[Items listed in a dataset]
____
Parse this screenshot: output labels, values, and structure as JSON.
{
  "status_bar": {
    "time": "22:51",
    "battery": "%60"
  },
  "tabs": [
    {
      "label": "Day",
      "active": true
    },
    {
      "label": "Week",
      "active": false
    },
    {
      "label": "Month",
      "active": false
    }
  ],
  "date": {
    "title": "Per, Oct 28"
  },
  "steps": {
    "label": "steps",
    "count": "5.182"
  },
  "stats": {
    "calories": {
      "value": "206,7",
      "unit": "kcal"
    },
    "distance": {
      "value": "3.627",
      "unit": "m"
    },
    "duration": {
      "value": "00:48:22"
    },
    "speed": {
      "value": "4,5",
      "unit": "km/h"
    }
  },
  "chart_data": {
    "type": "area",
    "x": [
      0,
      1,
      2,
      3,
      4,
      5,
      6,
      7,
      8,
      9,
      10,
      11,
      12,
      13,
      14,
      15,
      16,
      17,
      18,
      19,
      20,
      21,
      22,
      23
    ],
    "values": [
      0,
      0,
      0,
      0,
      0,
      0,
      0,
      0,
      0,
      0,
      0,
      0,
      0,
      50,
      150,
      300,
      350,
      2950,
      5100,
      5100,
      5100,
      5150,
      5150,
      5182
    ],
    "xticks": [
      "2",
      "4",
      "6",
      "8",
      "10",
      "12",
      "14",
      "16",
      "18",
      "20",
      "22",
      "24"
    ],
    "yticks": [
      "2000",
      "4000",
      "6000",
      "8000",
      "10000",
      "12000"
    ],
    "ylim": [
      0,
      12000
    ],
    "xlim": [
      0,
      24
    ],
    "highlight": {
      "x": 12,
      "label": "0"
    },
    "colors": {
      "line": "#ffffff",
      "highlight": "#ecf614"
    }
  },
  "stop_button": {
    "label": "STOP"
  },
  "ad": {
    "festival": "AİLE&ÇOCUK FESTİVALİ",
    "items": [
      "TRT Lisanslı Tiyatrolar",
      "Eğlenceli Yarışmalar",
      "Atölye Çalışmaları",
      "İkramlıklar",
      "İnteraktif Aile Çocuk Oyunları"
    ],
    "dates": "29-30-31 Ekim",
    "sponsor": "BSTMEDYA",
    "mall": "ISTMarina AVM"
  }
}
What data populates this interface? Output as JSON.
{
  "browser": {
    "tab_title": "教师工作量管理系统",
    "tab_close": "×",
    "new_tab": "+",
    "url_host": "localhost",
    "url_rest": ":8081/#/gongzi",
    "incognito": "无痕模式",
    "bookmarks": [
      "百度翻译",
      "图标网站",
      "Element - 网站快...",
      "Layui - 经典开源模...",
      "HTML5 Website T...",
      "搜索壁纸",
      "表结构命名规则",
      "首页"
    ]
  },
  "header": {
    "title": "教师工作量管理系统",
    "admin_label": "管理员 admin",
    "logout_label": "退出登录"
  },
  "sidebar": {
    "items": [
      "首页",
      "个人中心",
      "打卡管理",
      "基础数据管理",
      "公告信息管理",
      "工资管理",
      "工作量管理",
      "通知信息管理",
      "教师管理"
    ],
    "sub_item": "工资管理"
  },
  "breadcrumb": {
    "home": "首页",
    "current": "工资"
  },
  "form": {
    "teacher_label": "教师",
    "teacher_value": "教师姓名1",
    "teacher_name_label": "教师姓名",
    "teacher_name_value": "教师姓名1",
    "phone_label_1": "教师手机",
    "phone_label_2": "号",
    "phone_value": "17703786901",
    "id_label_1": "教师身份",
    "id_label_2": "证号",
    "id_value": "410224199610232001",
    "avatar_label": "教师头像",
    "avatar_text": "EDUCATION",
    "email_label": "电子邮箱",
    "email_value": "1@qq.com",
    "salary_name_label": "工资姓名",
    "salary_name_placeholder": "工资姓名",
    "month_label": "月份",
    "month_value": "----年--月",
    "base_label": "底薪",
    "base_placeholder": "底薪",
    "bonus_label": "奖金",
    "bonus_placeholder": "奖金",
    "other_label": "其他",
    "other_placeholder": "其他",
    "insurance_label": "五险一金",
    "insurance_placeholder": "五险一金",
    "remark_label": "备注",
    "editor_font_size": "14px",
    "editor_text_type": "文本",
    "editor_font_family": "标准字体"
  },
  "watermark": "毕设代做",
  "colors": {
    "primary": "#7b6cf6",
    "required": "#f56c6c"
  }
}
____
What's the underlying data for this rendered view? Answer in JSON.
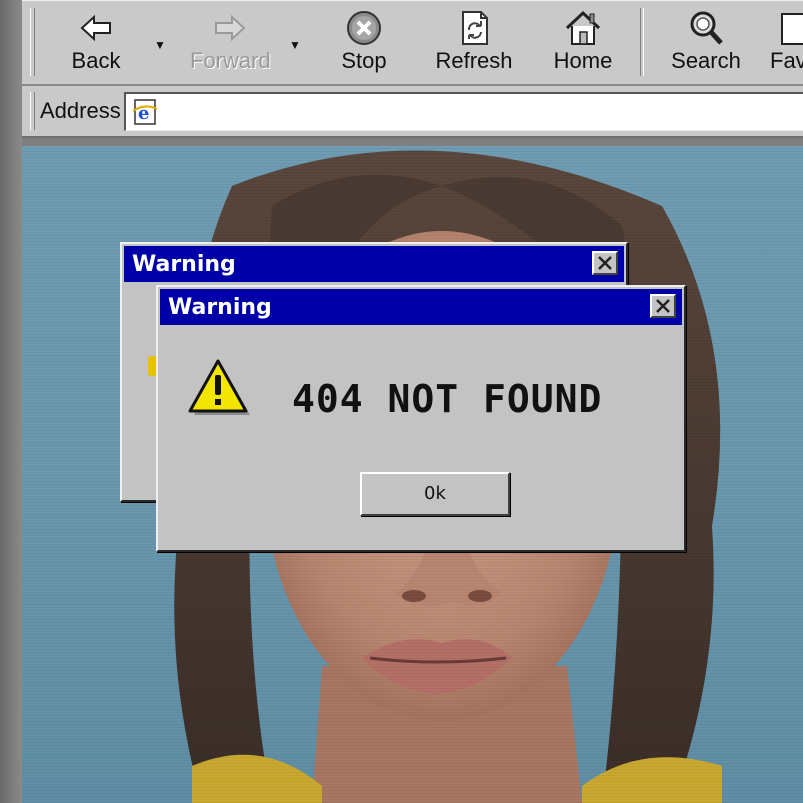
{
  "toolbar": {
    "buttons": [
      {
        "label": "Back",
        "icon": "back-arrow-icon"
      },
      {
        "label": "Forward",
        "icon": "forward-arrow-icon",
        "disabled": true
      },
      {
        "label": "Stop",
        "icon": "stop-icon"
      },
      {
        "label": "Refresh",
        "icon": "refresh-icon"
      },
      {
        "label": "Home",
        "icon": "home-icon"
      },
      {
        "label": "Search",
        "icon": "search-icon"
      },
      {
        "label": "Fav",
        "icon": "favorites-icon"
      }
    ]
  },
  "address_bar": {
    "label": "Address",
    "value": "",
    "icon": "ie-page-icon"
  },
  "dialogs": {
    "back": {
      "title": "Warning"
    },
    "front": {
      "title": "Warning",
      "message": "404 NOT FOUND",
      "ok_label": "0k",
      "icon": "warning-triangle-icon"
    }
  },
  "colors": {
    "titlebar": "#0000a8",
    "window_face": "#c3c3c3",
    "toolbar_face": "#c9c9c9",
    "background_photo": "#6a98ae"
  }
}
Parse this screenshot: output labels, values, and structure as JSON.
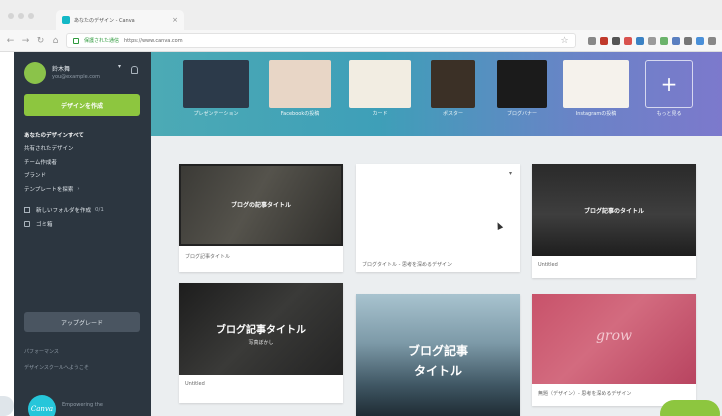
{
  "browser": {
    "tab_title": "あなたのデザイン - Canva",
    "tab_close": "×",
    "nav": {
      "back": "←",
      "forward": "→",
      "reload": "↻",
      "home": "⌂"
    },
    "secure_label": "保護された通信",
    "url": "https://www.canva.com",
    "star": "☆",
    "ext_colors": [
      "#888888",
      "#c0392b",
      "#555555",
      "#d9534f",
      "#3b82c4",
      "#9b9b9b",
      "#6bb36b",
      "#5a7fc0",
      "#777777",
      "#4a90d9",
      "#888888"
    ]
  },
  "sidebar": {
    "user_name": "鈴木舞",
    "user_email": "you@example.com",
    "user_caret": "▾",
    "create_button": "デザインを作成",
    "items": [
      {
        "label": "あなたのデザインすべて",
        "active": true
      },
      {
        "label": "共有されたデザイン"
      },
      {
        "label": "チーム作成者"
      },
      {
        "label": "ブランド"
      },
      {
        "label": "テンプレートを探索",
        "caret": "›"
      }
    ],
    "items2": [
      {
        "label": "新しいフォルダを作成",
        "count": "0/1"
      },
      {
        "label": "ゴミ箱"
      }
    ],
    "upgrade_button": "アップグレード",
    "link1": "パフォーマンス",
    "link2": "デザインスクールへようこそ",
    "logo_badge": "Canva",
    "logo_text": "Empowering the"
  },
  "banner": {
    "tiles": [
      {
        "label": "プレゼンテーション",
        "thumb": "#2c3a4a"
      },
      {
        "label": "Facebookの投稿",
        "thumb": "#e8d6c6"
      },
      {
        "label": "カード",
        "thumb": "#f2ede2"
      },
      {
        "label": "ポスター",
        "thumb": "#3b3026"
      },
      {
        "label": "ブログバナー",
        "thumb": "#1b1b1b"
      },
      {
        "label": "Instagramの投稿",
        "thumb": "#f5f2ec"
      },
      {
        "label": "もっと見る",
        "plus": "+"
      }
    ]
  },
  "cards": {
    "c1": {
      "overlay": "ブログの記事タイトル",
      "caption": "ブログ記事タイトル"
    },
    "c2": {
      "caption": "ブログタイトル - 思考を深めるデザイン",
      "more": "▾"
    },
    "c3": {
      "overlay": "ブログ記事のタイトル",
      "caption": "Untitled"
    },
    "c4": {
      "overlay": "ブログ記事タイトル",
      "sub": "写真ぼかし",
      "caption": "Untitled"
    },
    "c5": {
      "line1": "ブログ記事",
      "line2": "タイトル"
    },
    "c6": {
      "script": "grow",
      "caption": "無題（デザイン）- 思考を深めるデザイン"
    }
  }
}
____
For this exercise, gather every line of the data that contains the word "What".

What data populates this interface? Output as JSON.
What's the underlying data for this rendered view? Answer in JSON.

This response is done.